Entries shown —
>> START
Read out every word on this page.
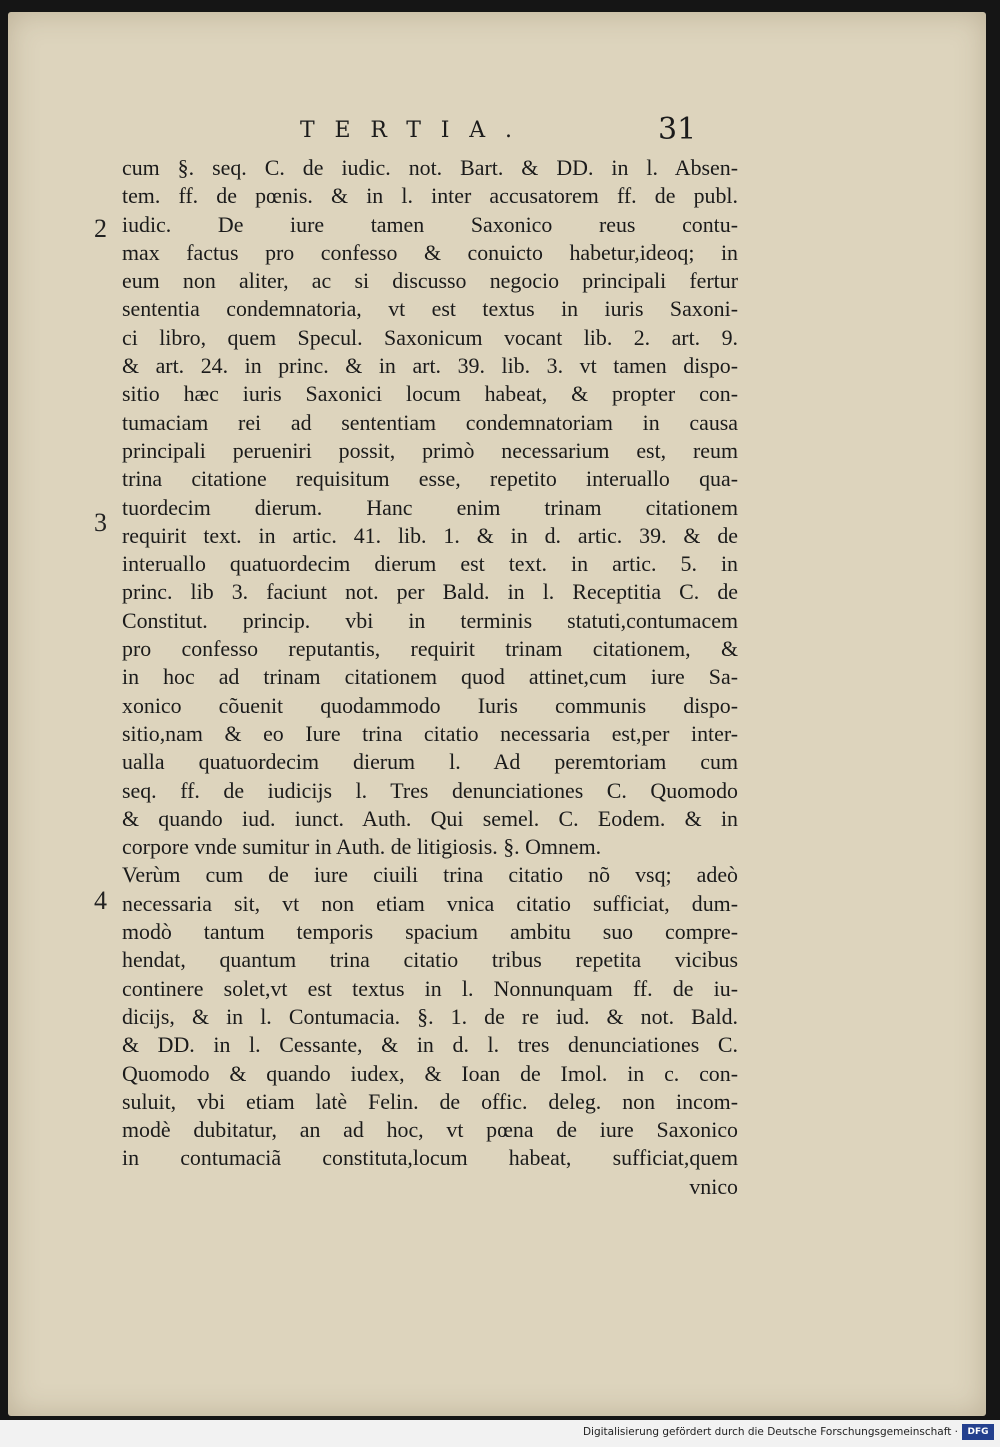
TERTIA.	31
2
3
4
cum §. seq. C. de iudic. not. Bart. & DD. in l. Absen-
tem. ff. de pœnis. & in l. inter accusatorem ff. de publ.
iudic. De iure tamen Saxonico reus contu-
max factus pro confesso & conuicto habetur,ideoq; in
eum non aliter, ac si discusso negocio principali fertur
sententia condemnatoria, vt est textus in iuris Saxoni-
ci libro, quem Specul. Saxonicum vocant lib. 2. art. 9.
& art. 24. in princ. & in art. 39. lib. 3. vt tamen dispo-
sitio hæc iuris Saxonici locum habeat, & propter con-
tumaciam rei ad sententiam condemnatoriam in causa
principali perueniri possit, primò necessarium est, reum
trina citatione requisitum esse, repetito interuallo qua-
tuordecim dierum. Hanc enim trinam citationem
requirit text. in artic. 41. lib. 1. & in d. artic. 39. & de
interuallo quatuordecim dierum est text. in artic. 5. in
princ. lib 3. faciunt not. per Bald. in l. Receptitia C. de
Constitut. princip. vbi in terminis statuti,contumacem
pro confesso reputantis, requirit trinam citationem, &
in hoc ad trinam citationem quod attinet,cum iure Sa-
xonico cõuenit quodammodo Iuris communis dispo-
sitio,nam & eo Iure trina citatio necessaria est,per inter-
ualla quatuordecim dierum l. Ad peremtoriam cum
seq. ff. de iudicijs l. Tres denunciationes C. Quomodo
& quando iud. iunct. Auth. Qui semel. C. Eodem. & in
corpore vnde sumitur in Auth. de litigiosis. §. Omnem.
Verùm cum de iure ciuili trina citatio nõ vsq; adeò
necessaria sit, vt non etiam vnica citatio sufficiat, dum-
modò tantum temporis spacium ambitu suo compre-
hendat, quantum trina citatio tribus repetita vicibus
continere solet,vt est textus in l. Nonnunquam ff. de iu-
dicijs, & in l. Contumacia. §. 1. de re iud. & not. Bald.
& DD. in l. Cessante, & in d. l. tres denunciationes C.
Quomodo & quando iudex, & Ioan de Imol. in c. con-
suluit, vbi etiam latè Felin. de offic. deleg. non incom-
modè dubitatur, an ad hoc, vt pœna de iure Saxonico
in contumaciã constituta,locum habeat, sufficiat,quem
vnico
Digitalisierung gefördert durch die Deutsche Forschungsgemeinschaft ·	DFG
>> END
Task to complete —
For each line in the data above that contains the string "Bald", extract the line.

Output for this task —
princ. lib 3. faciunt not. per Bald. in l. Receptitia C. de
dicijs, & in l. Contumacia. §. 1. de re iud. & not. Bald.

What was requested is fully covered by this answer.